- _SHORT PROBLEM_
Scan the data. Collect each line that contains the word "SAINT".

**********

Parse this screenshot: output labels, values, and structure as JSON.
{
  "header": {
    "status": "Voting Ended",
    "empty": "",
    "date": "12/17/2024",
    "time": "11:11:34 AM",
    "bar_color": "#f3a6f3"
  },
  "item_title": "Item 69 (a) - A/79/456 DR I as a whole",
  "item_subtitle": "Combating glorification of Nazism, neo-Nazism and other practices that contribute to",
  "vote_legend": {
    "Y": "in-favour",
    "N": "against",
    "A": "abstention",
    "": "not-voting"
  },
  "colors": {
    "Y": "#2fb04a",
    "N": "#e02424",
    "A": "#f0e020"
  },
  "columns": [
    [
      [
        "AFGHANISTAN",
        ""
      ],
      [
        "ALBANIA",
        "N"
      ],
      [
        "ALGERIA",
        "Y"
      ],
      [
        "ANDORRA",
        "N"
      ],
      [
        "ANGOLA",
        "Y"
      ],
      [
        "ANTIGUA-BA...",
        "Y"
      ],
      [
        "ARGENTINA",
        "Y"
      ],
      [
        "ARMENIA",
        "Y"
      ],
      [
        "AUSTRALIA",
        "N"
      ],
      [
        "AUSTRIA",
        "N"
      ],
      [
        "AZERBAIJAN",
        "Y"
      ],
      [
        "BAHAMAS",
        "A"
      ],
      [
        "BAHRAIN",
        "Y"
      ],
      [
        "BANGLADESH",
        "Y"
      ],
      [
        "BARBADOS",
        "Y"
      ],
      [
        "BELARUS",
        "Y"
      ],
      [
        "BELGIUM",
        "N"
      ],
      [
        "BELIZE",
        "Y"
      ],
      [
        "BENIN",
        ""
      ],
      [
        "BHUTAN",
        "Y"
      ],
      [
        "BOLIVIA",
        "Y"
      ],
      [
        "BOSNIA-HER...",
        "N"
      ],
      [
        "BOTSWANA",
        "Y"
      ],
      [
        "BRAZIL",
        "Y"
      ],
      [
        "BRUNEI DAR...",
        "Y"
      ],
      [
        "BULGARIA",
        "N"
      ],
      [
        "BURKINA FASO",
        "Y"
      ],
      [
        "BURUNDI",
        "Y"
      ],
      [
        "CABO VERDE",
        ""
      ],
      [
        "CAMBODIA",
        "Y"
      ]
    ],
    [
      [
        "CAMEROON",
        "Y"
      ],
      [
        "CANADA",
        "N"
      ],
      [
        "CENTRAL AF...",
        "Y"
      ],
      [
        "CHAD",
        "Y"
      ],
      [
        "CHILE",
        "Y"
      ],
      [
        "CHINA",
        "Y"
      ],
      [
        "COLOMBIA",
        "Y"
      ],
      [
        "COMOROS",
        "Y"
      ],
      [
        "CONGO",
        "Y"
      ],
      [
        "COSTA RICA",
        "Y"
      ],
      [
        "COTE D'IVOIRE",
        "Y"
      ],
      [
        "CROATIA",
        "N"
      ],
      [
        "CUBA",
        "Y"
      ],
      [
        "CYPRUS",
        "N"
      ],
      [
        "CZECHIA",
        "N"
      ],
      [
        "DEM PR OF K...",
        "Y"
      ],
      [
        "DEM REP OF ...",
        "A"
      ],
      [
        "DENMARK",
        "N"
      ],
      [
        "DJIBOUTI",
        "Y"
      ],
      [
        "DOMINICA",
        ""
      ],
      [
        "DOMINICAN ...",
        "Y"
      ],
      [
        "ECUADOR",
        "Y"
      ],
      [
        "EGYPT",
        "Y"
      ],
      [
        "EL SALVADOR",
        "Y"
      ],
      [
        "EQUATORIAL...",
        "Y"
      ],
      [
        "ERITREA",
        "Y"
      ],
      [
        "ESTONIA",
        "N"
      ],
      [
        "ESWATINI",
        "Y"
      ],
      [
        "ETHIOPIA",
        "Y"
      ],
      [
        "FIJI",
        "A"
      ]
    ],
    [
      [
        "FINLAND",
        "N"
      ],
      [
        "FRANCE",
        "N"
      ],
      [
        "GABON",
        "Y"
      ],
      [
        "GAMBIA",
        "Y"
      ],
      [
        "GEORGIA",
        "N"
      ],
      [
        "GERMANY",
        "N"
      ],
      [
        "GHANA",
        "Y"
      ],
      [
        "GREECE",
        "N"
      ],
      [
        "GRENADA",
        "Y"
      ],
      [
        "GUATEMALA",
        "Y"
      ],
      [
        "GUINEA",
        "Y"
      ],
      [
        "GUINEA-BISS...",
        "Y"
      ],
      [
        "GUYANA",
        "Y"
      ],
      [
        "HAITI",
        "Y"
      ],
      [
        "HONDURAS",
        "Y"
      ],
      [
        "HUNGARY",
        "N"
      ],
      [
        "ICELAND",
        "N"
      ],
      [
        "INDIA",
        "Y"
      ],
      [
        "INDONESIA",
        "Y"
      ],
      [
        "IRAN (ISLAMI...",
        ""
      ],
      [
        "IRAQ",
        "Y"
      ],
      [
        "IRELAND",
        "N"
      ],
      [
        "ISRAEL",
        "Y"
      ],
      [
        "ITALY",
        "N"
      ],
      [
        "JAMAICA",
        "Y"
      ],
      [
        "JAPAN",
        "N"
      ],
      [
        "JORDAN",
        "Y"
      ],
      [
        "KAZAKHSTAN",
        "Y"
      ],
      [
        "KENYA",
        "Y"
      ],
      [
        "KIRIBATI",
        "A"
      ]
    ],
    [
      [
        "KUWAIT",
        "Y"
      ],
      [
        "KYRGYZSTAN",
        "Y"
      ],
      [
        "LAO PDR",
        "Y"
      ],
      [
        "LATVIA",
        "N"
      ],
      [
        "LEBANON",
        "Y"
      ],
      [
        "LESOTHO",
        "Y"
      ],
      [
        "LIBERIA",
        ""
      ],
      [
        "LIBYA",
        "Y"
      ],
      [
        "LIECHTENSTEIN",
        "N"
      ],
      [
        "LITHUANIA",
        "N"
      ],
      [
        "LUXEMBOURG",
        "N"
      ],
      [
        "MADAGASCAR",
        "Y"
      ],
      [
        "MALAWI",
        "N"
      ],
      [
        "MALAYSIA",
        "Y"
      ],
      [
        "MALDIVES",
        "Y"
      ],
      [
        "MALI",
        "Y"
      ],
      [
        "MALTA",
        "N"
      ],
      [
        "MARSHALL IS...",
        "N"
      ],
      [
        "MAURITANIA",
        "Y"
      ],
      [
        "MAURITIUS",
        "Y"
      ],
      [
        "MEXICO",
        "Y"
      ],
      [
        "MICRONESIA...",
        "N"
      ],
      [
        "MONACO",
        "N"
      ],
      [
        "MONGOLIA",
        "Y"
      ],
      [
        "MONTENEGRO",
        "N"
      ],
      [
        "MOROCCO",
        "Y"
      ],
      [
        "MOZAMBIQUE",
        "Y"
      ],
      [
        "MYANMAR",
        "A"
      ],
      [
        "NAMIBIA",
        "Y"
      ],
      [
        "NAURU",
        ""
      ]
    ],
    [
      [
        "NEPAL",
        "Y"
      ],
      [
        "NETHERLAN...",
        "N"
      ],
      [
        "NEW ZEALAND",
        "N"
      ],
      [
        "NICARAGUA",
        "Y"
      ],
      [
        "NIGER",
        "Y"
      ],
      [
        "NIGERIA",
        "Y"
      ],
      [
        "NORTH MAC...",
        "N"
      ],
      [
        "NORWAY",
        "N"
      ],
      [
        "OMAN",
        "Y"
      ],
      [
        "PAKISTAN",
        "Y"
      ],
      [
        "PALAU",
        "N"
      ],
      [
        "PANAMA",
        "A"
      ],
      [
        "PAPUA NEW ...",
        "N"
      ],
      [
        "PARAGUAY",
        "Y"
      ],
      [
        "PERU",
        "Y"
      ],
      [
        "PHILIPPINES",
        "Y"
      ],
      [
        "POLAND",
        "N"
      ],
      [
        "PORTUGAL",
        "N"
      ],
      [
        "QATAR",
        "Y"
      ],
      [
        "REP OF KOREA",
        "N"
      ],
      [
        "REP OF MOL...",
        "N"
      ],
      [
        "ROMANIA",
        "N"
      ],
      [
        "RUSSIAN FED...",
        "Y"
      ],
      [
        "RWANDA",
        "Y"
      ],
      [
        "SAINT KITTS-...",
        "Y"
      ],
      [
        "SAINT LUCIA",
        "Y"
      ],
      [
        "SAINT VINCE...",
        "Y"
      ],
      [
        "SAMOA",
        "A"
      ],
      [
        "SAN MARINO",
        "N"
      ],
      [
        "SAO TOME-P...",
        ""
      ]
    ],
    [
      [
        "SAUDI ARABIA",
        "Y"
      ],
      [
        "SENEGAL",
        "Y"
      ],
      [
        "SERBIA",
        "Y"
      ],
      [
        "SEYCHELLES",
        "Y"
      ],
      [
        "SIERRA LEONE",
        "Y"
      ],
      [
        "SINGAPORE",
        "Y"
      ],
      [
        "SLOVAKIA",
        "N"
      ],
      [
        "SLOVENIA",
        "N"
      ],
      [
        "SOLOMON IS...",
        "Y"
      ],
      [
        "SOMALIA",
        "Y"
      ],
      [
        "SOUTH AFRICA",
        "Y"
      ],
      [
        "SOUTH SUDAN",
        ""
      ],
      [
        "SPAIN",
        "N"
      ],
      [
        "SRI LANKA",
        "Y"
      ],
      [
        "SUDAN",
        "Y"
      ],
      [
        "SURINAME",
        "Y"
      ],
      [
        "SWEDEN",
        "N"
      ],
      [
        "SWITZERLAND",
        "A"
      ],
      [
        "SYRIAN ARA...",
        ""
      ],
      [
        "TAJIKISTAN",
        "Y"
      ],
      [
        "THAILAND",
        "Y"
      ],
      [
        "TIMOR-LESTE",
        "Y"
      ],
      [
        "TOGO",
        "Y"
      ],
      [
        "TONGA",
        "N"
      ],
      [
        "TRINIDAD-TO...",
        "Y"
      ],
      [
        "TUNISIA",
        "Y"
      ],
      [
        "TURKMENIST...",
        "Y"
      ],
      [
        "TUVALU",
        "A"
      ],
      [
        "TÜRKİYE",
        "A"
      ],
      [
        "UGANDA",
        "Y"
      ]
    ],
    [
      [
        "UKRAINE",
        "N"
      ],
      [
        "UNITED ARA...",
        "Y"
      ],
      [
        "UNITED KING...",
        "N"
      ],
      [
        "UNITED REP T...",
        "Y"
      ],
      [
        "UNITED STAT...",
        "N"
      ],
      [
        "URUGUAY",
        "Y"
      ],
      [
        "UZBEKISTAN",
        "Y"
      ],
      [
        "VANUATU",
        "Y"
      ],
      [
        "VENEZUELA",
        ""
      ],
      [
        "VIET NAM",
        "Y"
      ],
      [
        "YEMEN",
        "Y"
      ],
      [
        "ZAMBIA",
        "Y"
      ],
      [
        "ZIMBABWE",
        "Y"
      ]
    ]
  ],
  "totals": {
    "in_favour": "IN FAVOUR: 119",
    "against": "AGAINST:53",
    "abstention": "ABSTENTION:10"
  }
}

**********

- _TASK RESULT_
        "SAINT KITTS-...",
        "SAINT LUCIA",
        "SAINT VINCE...",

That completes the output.